TASK INSTRUCTIONS ->
Every line with the word "fallecidos" in it should be extracted from the data that follows.

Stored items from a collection
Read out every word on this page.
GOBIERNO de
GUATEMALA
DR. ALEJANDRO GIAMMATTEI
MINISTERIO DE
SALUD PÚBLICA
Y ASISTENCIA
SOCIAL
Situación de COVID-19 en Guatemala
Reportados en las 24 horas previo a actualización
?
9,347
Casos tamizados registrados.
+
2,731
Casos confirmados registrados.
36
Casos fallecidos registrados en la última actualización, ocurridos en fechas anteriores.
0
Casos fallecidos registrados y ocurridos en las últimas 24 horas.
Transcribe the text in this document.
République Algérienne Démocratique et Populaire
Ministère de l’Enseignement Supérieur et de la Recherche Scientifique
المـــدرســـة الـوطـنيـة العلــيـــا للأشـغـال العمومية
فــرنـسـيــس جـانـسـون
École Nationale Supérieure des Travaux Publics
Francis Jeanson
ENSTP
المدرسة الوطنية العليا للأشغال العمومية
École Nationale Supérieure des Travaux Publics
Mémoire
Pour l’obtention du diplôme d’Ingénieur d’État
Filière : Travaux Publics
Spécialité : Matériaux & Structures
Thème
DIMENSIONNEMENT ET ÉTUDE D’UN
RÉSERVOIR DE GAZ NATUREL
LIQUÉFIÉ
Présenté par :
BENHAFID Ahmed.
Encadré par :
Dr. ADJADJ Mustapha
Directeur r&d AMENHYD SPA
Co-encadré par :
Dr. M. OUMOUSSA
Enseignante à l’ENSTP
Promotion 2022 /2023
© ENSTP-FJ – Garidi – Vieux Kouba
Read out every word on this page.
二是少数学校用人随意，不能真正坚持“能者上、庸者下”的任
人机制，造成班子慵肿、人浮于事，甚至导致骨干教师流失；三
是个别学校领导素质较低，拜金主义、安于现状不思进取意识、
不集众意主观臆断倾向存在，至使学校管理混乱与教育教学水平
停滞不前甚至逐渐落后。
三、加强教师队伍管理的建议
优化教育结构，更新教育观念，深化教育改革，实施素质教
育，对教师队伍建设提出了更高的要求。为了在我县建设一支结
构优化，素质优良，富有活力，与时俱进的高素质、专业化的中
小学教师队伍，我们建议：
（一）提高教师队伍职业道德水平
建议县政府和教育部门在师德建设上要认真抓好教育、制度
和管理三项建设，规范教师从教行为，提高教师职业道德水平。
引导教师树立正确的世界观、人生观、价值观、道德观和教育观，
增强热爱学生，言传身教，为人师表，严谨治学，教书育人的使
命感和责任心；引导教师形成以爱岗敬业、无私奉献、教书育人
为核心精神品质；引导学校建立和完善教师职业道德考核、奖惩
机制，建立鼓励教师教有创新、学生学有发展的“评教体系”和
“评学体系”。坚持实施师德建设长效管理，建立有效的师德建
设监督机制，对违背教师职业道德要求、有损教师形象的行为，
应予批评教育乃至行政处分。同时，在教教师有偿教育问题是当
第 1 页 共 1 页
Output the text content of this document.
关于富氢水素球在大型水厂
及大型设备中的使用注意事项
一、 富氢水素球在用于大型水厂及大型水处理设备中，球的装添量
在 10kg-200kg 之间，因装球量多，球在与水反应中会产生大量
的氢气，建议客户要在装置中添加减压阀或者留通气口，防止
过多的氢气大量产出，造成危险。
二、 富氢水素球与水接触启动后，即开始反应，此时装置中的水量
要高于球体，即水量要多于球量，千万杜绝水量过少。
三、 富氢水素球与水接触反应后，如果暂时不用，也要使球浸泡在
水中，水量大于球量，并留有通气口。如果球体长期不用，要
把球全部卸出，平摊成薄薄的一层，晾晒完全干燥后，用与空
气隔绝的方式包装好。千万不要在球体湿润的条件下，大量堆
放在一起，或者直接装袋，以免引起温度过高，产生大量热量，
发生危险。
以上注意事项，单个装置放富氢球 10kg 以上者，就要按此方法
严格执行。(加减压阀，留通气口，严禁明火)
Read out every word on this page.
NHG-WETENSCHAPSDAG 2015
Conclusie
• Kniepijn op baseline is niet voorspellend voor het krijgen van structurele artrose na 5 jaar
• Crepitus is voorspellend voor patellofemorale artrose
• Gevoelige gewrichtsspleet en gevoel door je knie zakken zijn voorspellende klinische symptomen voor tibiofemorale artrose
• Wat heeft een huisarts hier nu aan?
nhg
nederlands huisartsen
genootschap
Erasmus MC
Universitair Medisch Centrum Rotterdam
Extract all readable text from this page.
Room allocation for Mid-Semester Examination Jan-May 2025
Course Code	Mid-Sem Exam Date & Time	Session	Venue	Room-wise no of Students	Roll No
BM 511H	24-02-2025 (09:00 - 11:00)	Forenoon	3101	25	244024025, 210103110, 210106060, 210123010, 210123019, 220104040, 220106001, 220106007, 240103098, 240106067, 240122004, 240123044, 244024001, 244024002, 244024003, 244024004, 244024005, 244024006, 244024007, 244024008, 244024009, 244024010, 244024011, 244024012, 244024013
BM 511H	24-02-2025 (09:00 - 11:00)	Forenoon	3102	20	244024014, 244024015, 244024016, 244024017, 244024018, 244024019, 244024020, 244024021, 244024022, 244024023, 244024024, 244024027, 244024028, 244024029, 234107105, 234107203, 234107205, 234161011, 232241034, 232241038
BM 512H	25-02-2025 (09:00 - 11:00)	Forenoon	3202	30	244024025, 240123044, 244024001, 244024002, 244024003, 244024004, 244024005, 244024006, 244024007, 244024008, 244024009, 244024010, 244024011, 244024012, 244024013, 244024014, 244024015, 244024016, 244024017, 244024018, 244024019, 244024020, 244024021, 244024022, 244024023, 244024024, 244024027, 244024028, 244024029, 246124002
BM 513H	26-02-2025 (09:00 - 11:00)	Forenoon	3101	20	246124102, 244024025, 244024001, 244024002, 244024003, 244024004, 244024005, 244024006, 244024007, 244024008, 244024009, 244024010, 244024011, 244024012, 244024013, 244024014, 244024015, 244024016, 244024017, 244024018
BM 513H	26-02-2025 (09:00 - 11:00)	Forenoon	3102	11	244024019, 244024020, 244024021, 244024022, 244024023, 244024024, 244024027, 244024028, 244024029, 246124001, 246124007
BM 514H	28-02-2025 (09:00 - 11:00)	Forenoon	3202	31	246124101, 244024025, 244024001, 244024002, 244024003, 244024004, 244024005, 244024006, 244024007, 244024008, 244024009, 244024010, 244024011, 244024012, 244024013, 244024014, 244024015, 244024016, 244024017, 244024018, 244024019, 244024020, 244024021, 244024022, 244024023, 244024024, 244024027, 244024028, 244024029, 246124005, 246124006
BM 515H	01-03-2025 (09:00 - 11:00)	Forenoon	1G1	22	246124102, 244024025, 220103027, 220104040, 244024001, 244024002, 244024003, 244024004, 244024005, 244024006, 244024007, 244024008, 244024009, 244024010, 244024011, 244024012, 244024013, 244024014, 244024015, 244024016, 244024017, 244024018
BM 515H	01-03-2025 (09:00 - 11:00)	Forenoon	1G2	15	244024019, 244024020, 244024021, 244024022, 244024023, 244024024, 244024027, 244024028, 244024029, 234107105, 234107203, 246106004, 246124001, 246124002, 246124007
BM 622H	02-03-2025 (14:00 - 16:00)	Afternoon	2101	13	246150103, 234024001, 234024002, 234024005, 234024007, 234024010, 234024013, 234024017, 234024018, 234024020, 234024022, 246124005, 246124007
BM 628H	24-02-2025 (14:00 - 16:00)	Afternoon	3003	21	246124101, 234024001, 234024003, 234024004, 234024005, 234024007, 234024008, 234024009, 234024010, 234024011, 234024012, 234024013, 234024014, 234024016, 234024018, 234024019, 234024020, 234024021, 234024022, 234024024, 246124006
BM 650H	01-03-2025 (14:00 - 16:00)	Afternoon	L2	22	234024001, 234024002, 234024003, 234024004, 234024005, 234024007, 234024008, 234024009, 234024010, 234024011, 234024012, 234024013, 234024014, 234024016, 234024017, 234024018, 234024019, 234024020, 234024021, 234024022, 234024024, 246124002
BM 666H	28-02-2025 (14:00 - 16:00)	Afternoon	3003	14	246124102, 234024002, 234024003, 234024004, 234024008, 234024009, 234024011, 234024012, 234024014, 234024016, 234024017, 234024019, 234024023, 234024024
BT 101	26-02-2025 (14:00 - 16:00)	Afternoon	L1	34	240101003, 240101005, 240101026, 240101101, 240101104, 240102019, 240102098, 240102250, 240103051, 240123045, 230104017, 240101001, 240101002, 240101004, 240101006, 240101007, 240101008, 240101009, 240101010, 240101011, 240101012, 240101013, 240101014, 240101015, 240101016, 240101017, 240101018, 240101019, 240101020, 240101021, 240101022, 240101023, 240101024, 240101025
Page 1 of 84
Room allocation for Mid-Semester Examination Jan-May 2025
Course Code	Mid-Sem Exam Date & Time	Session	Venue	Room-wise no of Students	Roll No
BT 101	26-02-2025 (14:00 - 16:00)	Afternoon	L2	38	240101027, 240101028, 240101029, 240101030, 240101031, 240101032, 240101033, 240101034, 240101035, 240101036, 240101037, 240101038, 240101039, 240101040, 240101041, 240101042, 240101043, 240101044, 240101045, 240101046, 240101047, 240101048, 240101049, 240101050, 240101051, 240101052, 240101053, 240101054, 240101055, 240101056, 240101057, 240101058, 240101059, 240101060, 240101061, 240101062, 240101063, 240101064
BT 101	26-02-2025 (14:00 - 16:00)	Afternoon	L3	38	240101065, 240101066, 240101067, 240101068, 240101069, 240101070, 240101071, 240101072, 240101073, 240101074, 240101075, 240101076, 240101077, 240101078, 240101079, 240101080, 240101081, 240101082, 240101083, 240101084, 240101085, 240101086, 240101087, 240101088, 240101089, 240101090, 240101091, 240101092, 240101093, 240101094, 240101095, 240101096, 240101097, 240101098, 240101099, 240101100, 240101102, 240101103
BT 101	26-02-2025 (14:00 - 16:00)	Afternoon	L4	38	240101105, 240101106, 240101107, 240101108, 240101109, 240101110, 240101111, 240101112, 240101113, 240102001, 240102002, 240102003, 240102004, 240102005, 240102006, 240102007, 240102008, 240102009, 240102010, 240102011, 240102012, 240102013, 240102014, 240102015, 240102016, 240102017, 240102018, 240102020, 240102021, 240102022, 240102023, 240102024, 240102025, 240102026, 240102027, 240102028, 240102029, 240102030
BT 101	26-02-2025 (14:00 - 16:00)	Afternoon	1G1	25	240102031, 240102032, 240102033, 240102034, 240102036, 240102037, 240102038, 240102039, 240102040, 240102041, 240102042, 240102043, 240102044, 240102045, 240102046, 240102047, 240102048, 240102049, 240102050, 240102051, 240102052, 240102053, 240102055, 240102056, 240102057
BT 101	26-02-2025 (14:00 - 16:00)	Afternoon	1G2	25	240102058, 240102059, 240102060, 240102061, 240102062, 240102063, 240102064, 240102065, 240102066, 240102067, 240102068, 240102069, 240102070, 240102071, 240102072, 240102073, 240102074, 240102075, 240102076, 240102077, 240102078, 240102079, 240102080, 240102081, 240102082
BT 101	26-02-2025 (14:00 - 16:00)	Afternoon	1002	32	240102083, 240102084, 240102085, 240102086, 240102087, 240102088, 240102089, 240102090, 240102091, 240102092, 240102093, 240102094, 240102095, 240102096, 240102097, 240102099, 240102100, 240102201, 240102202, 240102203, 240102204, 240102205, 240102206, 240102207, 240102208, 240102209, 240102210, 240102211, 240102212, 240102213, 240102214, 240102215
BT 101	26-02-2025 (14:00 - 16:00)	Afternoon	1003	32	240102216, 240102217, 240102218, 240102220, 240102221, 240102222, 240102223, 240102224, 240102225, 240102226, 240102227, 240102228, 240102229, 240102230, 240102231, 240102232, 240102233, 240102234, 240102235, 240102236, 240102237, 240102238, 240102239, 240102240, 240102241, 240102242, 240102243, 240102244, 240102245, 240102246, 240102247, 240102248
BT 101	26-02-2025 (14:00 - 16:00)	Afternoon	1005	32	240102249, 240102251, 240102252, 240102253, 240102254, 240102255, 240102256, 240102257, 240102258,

THE RESULT ->
Casos fallecidos registrados en la última actualización, ocurridos en fechas anteriores.
Casos fallecidos registrados y ocurridos en las últimas 24 horas.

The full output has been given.